Dataset items:
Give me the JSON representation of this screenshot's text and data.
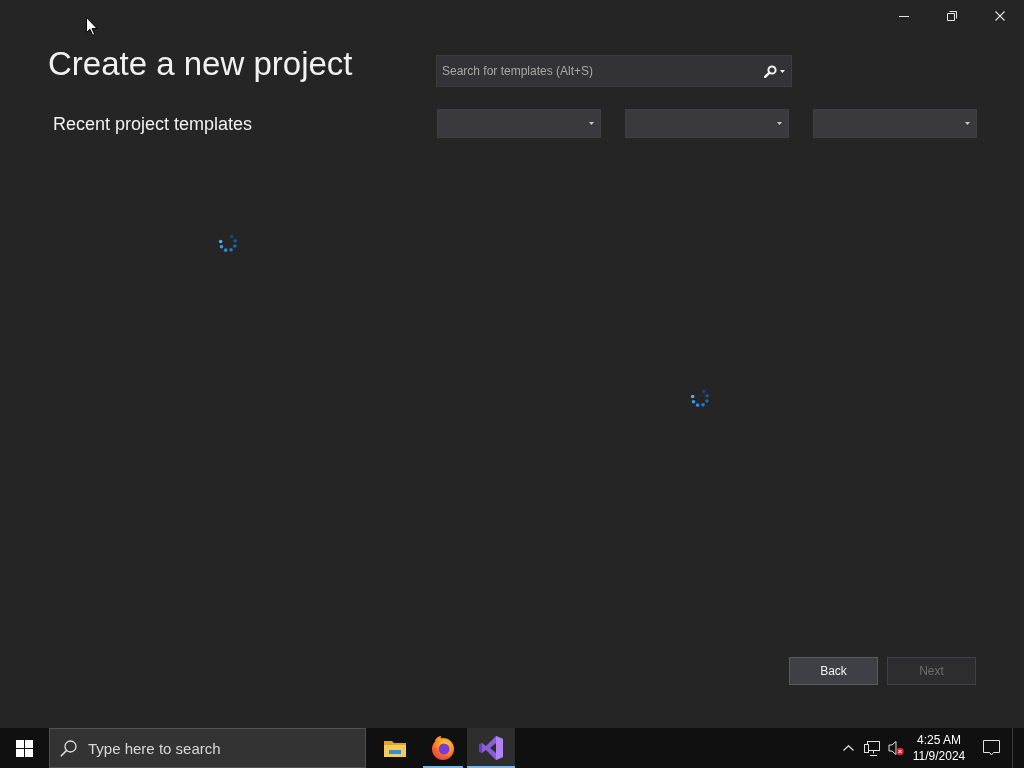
{
  "window": {
    "title": "Create a new project"
  },
  "search": {
    "placeholder": "Search for templates (Alt+S)"
  },
  "recent": {
    "title": "Recent project templates",
    "loading": true
  },
  "filters": [
    {
      "kind": "dropdown"
    },
    {
      "kind": "dropdown"
    },
    {
      "kind": "dropdown"
    }
  ],
  "templates": {
    "loading": true
  },
  "buttons": [
    {
      "label": "Back",
      "disabled": false
    },
    {
      "label": "Next",
      "disabled": true
    }
  ],
  "taskbar": {
    "search": {
      "placeholder": "Type here to search"
    },
    "apps": [
      {
        "kind": "folder",
        "running": false,
        "selected": false
      },
      {
        "kind": "browser",
        "running": true,
        "selected": false
      },
      {
        "kind": "ide",
        "running": true,
        "selected": true
      }
    ],
    "tray": {
      "muted": true
    },
    "clock": {
      "time": "4:25 AM",
      "date": "11/9/2024"
    }
  }
}
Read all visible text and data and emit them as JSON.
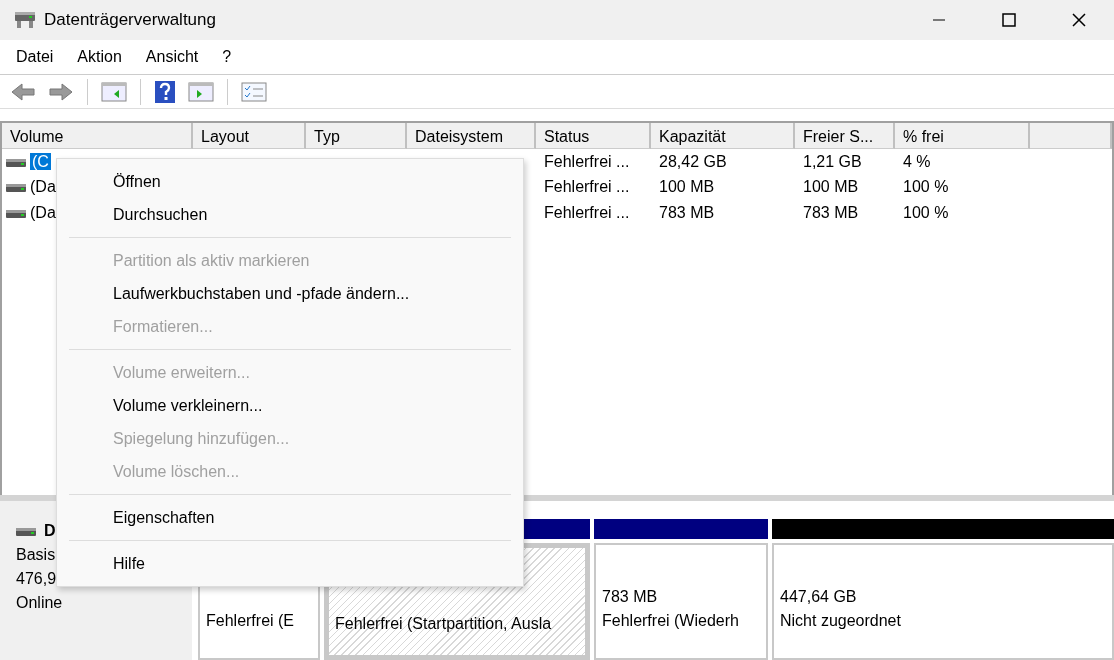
{
  "window": {
    "title": "Datenträgerverwaltung"
  },
  "menu_bar": [
    "Datei",
    "Aktion",
    "Ansicht",
    "?"
  ],
  "volume_table": {
    "columns": [
      "Volume",
      "Layout",
      "Typ",
      "Dateisystem",
      "Status",
      "Kapazität",
      "Freier S...",
      "% frei"
    ],
    "rows": [
      {
        "volume": "(C",
        "selected": true,
        "status": "Fehlerfrei ...",
        "capacity": "28,42 GB",
        "free": "1,21 GB",
        "percent_free": "4 %"
      },
      {
        "volume": "(Da",
        "selected": false,
        "status": "Fehlerfrei ...",
        "capacity": "100 MB",
        "free": "100 MB",
        "percent_free": "100 %"
      },
      {
        "volume": "(Da",
        "selected": false,
        "status": "Fehlerfrei ...",
        "capacity": "783 MB",
        "free": "783 MB",
        "percent_free": "100 %"
      }
    ]
  },
  "disk": {
    "name": "D",
    "type": "Basis",
    "size": "476,9",
    "state": "Online"
  },
  "partitions": [
    {
      "lines": [
        "Fehlerfrei (E"
      ],
      "hatched": false
    },
    {
      "color": "#000080",
      "lines": [
        "Fehlerfrei (Startpartition, Ausla"
      ],
      "hatched": true
    },
    {
      "color": "#000080",
      "lines": [
        "783 MB",
        "Fehlerfrei (Wiederh"
      ],
      "hatched": false
    },
    {
      "color": "#000000",
      "lines": [
        "447,64 GB",
        "Nicht zugeordnet"
      ],
      "hatched": false
    }
  ],
  "context_menu": {
    "items": [
      {
        "kind": "item",
        "label": "Öffnen",
        "disabled": false
      },
      {
        "kind": "item",
        "label": "Durchsuchen",
        "disabled": false
      },
      {
        "kind": "separator"
      },
      {
        "kind": "item",
        "label": "Partition als aktiv markieren",
        "disabled": true
      },
      {
        "kind": "item",
        "label": "Laufwerkbuchstaben und -pfade ändern...",
        "disabled": false
      },
      {
        "kind": "item",
        "label": "Formatieren...",
        "disabled": true
      },
      {
        "kind": "separator"
      },
      {
        "kind": "item",
        "label": "Volume erweitern...",
        "disabled": true
      },
      {
        "kind": "item",
        "label": "Volume verkleinern...",
        "disabled": false
      },
      {
        "kind": "item",
        "label": "Spiegelung hinzufügen...",
        "disabled": true
      },
      {
        "kind": "item",
        "label": "Volume löschen...",
        "disabled": true
      },
      {
        "kind": "separator"
      },
      {
        "kind": "item",
        "label": "Eigenschaften",
        "disabled": false
      },
      {
        "kind": "separator"
      },
      {
        "kind": "item",
        "label": "Hilfe",
        "disabled": false
      }
    ]
  }
}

◆ **Objective**
Except for the pictures, give all the material above again verbatim.

◆ **Problem solution**
Give me the JSON representation of this screenshot's text and data.
{
  "window": {
    "title": "Create a new project"
  },
  "search": {
    "placeholder": "Search for templates (Alt+S)"
  },
  "recent": {
    "title": "Recent project templates",
    "loading": true
  },
  "filters": [
    {
      "kind": "dropdown"
    },
    {
      "kind": "dropdown"
    },
    {
      "kind": "dropdown"
    }
  ],
  "templates": {
    "loading": true
  },
  "buttons": [
    {
      "label": "Back",
      "disabled": false
    },
    {
      "label": "Next",
      "disabled": true
    }
  ],
  "taskbar": {
    "search": {
      "placeholder": "Type here to search"
    },
    "apps": [
      {
        "kind": "folder",
        "running": false,
        "selected": false
      },
      {
        "kind": "browser",
        "running": true,
        "selected": false
      },
      {
        "kind": "ide",
        "running": true,
        "selected": true
      }
    ],
    "tray": {
      "muted": true
    },
    "clock": {
      "time": "4:25 AM",
      "date": "11/9/2024"
    }
  }
}
Read all visible text and data and emit them as JSON.
{
  "window": {
    "title": "Datenträgerverwaltung"
  },
  "menu_bar": [
    "Datei",
    "Aktion",
    "Ansicht",
    "?"
  ],
  "volume_table": {
    "columns": [
      "Volume",
      "Layout",
      "Typ",
      "Dateisystem",
      "Status",
      "Kapazität",
      "Freier S...",
      "% frei"
    ],
    "rows": [
      {
        "volume": "(C",
        "selected": true,
        "status": "Fehlerfrei ...",
        "capacity": "28,42 GB",
        "free": "1,21 GB",
        "percent_free": "4 %"
      },
      {
        "volume": "(Da",
        "selected": false,
        "status": "Fehlerfrei ...",
        "capacity": "100 MB",
        "free": "100 MB",
        "percent_free": "100 %"
      },
      {
        "volume": "(Da",
        "selected": false,
        "status": "Fehlerfrei ...",
        "capacity": "783 MB",
        "free": "783 MB",
        "percent_free": "100 %"
      }
    ]
  },
  "disk": {
    "name": "D",
    "type": "Basis",
    "size": "476,9",
    "state": "Online"
  },
  "partitions": [
    {
      "lines": [
        "Fehlerfrei (E"
      ],
      "hatched": false
    },
    {
      "color": "#000080",
      "lines": [
        "Fehlerfrei (Startpartition, Ausla"
      ],
      "hatched": true
    },
    {
      "color": "#000080",
      "lines": [
        "783 MB",
        "Fehlerfrei (Wiederh"
      ],
      "hatched": false
    },
    {
      "color": "#000000",
      "lines": [
        "447,64 GB",
        "Nicht zugeordnet"
      ],
      "hatched": false
    }
  ],
  "context_menu": {
    "items": [
      {
        "kind": "item",
        "label": "Öffnen",
        "disabled": false
      },
      {
        "kind": "item",
        "label": "Durchsuchen",
        "disabled": false
      },
      {
        "kind": "separator"
      },
      {
        "kind": "item",
        "label": "Partition als aktiv markieren",
        "disabled": true
      },
      {
        "kind": "item",
        "label": "Laufwerkbuchstaben und -pfade ändern...",
        "disabled": false
      },
      {
        "kind": "item",
        "label": "Formatieren...",
        "disabled": true
      },
      {
        "kind": "separator"
      },
      {
        "kind": "item",
        "label": "Volume erweitern...",
        "disabled": true
      },
      {
        "kind": "item",
        "label": "Volume verkleinern...",
        "disabled": false
      },
      {
        "kind": "item",
        "label": "Spiegelung hinzufügen...",
        "disabled": true
      },
      {
        "kind": "item",
        "label": "Volume löschen...",
        "disabled": true
      },
      {
        "kind": "separator"
      },
      {
        "kind": "item",
        "label": "Eigenschaften",
        "disabled": false
      },
      {
        "kind": "separator"
      },
      {
        "kind": "item",
        "label": "Hilfe",
        "disabled": false
      }
    ]
  }
}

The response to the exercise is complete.